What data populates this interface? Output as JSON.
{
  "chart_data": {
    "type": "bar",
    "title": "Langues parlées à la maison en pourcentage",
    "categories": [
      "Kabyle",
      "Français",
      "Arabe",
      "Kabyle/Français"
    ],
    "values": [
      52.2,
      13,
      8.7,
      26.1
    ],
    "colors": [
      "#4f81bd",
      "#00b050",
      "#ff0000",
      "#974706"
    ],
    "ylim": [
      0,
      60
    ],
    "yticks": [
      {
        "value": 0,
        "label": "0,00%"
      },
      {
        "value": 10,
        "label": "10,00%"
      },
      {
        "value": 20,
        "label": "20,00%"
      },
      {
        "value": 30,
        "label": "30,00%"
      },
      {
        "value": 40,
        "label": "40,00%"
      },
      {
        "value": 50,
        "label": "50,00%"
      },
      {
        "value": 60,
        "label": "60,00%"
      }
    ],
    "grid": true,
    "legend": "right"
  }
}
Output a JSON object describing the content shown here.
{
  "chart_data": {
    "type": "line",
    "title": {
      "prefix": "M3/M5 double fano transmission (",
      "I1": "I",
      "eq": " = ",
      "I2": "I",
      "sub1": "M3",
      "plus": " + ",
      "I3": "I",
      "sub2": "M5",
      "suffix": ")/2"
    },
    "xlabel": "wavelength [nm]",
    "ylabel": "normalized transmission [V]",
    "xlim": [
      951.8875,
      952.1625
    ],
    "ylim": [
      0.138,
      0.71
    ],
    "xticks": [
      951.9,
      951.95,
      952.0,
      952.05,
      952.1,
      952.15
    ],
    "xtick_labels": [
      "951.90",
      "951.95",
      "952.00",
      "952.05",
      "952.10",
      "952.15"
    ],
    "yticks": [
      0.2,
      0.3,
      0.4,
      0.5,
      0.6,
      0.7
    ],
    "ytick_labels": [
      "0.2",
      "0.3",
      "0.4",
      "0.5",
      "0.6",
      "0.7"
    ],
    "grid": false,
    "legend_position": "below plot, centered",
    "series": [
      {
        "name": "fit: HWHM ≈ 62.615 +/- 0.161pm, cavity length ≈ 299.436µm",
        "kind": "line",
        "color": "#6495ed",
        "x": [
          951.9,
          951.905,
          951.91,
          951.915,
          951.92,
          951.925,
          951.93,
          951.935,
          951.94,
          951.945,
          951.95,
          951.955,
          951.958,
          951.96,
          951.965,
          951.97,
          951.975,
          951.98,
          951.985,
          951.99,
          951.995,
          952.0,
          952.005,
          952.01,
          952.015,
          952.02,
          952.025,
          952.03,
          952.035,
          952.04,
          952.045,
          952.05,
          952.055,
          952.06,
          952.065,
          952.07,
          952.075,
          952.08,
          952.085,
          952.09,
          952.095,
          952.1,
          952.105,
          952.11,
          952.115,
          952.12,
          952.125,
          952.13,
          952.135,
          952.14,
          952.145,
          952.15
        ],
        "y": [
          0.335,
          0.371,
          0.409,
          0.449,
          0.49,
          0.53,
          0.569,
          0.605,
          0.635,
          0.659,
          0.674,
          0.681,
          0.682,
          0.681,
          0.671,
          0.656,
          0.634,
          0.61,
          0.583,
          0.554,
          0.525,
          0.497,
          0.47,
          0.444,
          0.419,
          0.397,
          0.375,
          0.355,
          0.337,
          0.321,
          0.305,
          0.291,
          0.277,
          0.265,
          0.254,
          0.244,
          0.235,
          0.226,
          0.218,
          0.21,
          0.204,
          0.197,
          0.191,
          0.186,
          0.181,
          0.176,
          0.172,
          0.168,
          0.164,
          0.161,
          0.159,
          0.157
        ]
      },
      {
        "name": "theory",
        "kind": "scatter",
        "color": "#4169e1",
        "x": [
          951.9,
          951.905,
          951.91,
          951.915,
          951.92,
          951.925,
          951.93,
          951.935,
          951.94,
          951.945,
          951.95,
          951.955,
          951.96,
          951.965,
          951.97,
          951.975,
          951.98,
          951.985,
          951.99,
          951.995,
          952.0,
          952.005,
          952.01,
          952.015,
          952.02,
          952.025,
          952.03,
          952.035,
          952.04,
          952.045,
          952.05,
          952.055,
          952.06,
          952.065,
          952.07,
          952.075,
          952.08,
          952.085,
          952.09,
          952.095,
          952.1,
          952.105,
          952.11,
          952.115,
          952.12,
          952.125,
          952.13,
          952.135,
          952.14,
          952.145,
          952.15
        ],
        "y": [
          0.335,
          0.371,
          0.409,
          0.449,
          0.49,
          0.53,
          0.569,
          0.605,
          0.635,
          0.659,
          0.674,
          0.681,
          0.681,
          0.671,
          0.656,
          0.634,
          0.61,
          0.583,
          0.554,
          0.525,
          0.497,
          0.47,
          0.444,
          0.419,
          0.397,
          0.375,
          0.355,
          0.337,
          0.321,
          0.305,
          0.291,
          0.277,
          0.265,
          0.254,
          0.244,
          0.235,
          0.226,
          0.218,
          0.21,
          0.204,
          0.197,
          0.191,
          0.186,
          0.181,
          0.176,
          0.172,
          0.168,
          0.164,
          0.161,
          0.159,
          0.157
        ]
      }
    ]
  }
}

**TASK DETAILS**
Where a line above holds the string "Output", show that line.

**SOLUTION FOR THIS TASK**
What data populates this interface? Output as JSON.
Output a JSON object describing the content shown here.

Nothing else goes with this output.